> _What is expected_
Go through the data below. Pull out every line that has the word "pietists".

> _Input for this task_
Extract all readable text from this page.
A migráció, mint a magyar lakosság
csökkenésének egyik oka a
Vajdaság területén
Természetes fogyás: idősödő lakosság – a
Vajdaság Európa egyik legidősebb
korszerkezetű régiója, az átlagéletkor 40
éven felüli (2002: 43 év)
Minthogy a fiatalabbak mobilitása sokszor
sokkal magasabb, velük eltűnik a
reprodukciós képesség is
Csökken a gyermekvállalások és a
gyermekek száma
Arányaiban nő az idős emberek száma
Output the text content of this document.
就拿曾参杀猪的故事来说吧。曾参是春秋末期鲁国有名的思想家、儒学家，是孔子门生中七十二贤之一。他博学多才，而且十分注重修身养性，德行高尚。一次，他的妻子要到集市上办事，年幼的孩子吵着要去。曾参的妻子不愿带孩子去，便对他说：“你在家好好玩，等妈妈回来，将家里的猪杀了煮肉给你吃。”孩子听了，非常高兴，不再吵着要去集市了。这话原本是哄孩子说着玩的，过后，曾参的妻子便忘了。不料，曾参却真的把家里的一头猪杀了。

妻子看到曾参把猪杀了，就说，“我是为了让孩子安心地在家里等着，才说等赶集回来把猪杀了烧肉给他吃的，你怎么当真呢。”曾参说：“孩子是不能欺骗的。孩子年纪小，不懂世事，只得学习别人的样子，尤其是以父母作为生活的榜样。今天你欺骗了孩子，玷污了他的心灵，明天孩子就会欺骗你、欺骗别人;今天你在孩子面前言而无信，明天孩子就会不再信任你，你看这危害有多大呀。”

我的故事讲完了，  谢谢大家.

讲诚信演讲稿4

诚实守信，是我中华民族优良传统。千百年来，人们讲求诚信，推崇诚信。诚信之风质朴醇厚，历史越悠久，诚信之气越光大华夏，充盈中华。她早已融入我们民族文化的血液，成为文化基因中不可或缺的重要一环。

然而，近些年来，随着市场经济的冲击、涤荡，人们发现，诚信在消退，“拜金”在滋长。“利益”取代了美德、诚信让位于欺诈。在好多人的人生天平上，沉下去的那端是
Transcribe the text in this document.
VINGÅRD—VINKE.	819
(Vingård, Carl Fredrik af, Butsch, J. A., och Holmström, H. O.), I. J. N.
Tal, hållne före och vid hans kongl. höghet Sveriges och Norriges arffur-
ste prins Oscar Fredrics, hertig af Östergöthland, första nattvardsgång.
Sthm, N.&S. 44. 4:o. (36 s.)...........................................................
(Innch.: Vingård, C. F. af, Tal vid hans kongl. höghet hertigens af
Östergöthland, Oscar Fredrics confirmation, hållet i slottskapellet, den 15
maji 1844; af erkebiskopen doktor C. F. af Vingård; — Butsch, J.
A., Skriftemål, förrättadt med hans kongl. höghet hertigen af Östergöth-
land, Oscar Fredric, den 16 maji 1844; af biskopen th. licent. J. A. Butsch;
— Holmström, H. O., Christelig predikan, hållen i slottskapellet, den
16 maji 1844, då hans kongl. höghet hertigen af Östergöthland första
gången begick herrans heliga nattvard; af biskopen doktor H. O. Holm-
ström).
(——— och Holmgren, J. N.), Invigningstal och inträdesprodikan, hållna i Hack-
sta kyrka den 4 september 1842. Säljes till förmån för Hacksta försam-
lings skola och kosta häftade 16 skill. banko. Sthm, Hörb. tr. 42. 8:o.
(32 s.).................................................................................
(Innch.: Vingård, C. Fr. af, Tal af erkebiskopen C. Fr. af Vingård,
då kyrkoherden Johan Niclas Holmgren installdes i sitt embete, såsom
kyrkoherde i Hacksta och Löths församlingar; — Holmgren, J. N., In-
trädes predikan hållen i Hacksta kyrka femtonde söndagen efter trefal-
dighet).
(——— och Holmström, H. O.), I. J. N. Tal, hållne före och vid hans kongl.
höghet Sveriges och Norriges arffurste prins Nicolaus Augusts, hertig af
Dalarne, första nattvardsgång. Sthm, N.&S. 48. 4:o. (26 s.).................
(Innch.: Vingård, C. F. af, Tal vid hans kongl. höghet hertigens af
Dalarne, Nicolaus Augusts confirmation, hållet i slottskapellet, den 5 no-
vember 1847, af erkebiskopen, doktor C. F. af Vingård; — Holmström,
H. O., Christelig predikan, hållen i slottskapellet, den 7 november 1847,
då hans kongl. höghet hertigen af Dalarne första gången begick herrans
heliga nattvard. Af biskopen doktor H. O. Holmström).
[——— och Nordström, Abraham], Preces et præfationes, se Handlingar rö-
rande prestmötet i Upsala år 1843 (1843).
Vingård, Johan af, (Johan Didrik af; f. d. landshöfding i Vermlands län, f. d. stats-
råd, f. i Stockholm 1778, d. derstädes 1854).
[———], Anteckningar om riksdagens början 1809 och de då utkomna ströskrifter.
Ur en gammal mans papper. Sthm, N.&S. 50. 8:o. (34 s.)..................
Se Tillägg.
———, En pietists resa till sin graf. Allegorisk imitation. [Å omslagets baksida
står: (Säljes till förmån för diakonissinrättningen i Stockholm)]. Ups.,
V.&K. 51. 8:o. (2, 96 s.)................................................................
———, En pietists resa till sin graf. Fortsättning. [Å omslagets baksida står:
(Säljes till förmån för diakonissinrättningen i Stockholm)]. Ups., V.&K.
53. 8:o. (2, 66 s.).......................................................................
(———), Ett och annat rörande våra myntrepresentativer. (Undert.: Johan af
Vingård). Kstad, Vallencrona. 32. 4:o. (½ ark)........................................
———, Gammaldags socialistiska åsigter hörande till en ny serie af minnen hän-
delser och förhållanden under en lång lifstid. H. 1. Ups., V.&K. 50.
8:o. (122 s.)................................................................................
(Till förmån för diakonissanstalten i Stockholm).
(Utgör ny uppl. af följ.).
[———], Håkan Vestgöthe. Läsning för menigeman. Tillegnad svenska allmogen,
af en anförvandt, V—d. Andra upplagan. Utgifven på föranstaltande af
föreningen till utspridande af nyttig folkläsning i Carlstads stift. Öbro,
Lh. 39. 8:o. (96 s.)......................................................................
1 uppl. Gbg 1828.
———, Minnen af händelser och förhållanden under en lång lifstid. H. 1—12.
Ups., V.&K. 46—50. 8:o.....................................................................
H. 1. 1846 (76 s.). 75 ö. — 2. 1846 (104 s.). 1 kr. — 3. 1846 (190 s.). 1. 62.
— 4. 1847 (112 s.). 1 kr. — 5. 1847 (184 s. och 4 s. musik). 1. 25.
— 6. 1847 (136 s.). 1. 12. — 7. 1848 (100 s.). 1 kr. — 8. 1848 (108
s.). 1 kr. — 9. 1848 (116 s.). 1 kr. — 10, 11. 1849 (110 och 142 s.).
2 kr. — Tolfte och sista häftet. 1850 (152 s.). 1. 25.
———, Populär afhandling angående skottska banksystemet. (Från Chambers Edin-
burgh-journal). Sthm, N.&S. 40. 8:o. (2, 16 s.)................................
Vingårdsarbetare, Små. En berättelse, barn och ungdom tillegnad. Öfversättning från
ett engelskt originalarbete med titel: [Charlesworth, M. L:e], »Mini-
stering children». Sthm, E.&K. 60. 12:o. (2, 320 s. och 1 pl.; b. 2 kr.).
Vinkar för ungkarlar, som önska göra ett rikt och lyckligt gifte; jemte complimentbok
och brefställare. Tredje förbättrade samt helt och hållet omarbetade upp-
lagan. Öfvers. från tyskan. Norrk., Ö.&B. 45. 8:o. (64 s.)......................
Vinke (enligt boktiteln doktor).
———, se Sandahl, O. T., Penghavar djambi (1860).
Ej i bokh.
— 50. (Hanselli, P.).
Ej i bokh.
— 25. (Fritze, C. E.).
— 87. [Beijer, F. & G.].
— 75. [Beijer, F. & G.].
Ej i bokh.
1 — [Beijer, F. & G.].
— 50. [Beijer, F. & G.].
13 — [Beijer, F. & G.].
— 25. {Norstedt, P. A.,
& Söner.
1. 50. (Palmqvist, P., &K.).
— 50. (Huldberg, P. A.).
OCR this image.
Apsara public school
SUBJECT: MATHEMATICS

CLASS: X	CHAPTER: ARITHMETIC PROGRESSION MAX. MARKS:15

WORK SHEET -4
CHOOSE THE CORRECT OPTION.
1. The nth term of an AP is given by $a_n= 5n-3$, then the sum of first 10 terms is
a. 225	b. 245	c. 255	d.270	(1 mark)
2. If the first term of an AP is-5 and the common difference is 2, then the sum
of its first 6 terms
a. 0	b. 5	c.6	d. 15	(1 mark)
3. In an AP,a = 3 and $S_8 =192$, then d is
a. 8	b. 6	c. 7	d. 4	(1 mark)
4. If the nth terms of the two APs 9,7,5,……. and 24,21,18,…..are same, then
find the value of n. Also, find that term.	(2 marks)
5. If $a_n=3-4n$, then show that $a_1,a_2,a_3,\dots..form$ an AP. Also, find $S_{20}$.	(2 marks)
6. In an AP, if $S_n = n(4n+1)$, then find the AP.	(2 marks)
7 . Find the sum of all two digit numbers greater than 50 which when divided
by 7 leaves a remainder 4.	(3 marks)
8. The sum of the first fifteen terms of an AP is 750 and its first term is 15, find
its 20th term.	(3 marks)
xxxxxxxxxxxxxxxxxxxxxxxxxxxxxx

> _Solution to the exercise_
———, En pietists resa till sin graf. Allegorisk imitation. [Å omslagets baksida
———, En pietists resa till sin graf. Fortsättning. [Å omslagets baksida står:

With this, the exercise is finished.